— Problem details —
Retype the listing that follows, exactly as written.
## Start Provided entries
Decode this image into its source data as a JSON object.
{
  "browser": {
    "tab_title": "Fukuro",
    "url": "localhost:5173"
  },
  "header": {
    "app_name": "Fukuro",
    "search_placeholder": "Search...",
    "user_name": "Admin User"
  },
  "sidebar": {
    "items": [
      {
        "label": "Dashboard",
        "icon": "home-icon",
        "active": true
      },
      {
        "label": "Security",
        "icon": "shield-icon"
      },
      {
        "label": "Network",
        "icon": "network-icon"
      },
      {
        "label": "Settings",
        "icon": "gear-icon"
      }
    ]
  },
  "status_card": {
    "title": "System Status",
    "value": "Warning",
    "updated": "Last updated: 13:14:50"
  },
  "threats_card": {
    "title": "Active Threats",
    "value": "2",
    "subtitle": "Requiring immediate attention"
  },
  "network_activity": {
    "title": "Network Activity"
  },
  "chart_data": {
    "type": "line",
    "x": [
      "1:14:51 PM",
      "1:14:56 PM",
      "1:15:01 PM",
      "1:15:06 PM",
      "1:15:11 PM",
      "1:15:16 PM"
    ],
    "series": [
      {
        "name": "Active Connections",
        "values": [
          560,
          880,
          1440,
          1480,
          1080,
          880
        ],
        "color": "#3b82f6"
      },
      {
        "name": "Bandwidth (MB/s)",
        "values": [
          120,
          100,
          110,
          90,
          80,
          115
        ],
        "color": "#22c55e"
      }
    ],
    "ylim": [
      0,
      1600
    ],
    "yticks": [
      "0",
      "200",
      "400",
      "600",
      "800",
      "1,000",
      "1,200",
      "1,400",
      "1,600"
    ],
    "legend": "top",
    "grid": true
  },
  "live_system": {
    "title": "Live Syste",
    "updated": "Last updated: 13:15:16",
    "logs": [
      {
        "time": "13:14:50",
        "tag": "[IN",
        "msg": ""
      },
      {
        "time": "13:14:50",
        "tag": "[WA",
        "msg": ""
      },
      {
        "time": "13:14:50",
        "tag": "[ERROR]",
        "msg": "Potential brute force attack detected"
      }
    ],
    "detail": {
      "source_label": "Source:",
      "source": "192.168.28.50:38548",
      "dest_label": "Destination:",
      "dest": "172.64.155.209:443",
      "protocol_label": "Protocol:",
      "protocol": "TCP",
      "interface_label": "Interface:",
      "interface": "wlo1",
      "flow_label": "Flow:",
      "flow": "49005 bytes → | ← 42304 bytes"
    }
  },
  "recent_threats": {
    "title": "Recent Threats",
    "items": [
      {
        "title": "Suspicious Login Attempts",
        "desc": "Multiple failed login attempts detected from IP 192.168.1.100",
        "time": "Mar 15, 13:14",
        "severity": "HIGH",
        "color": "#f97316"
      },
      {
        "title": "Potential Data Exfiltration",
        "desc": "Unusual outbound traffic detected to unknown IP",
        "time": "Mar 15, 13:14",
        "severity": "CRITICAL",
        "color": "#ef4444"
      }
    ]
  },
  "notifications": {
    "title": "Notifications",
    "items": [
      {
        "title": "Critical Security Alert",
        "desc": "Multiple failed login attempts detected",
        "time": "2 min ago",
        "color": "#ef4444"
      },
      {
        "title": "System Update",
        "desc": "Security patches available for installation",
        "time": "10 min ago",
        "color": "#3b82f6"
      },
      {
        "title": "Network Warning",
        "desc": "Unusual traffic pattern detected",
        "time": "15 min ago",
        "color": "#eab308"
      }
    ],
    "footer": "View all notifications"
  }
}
## End Provided entries
— Final answer —
Decode this image into its source data as a JSON object.
{
  "browser": {
    "tab_title": "Fukuro",
    "url": "localhost:5173"
  },
  "header": {
    "app_name": "Fukuro",
    "search_placeholder": "Search...",
    "user_name": "Admin User"
  },
  "sidebar": {
    "items": [
      {
        "label": "Dashboard",
        "icon": "home-icon",
        "active": true
      },
      {
        "label": "Security",
        "icon": "shield-icon"
      },
      {
        "label": "Network",
        "icon": "network-icon"
      },
      {
        "label": "Settings",
        "icon": "gear-icon"
      }
    ]
  },
  "status_card": {
    "title": "System Status",
    "value": "Warning",
    "updated": "Last updated: 13:14:50"
  },
  "threats_card": {
    "title": "Active Threats",
    "value": "2",
    "subtitle": "Requiring immediate attention"
  },
  "network_activity": {
    "title": "Network Activity"
  },
  "chart_data": {
    "type": "line",
    "x": [
      "1:14:51 PM",
      "1:14:56 PM",
      "1:15:01 PM",
      "1:15:06 PM",
      "1:15:11 PM",
      "1:15:16 PM"
    ],
    "series": [
      {
        "name": "Active Connections",
        "values": [
          560,
          880,
          1440,
          1480,
          1080,
          880
        ],
        "color": "#3b82f6"
      },
      {
        "name": "Bandwidth (MB/s)",
        "values": [
          120,
          100,
          110,
          90,
          80,
          115
        ],
        "color": "#22c55e"
      }
    ],
    "ylim": [
      0,
      1600
    ],
    "yticks": [
      "0",
      "200",
      "400",
      "600",
      "800",
      "1,000",
      "1,200",
      "1,400",
      "1,600"
    ],
    "legend": "top",
    "grid": true
  },
  "live_system": {
    "title": "Live Syste",
    "updated": "Last updated: 13:15:16",
    "logs": [
      {
        "time": "13:14:50",
        "tag": "[IN",
        "msg": ""
      },
      {
        "time": "13:14:50",
        "tag": "[WA",
        "msg": ""
      },
      {
        "time": "13:14:50",
        "tag": "[ERROR]",
        "msg": "Potential brute force attack detected"
      }
    ],
    "detail": {
      "source_label": "Source:",
      "source": "192.168.28.50:38548",
      "dest_label": "Destination:",
      "dest": "172.64.155.209:443",
      "protocol_label": "Protocol:",
      "protocol": "TCP",
      "interface_label": "Interface:",
      "interface": "wlo1",
      "flow_label": "Flow:",
      "flow": "49005 bytes → | ← 42304 bytes"
    }
  },
  "recent_threats": {
    "title": "Recent Threats",
    "items": [
      {
        "title": "Suspicious Login Attempts",
        "desc": "Multiple failed login attempts detected from IP 192.168.1.100",
        "time": "Mar 15, 13:14",
        "severity": "HIGH",
        "color": "#f97316"
      },
      {
        "title": "Potential Data Exfiltration",
        "desc": "Unusual outbound traffic detected to unknown IP",
        "time": "Mar 15, 13:14",
        "severity": "CRITICAL",
        "color": "#ef4444"
      }
    ]
  },
  "notifications": {
    "title": "Notifications",
    "items": [
      {
        "title": "Critical Security Alert",
        "desc": "Multiple failed login attempts detected",
        "time": "2 min ago",
        "color": "#ef4444"
      },
      {
        "title": "System Update",
        "desc": "Security patches available for installation",
        "time": "10 min ago",
        "color": "#3b82f6"
      },
      {
        "title": "Network Warning",
        "desc": "Unusual traffic pattern detected",
        "time": "15 min ago",
        "color": "#eab308"
      }
    ],
    "footer": "View all notifications"
  }
}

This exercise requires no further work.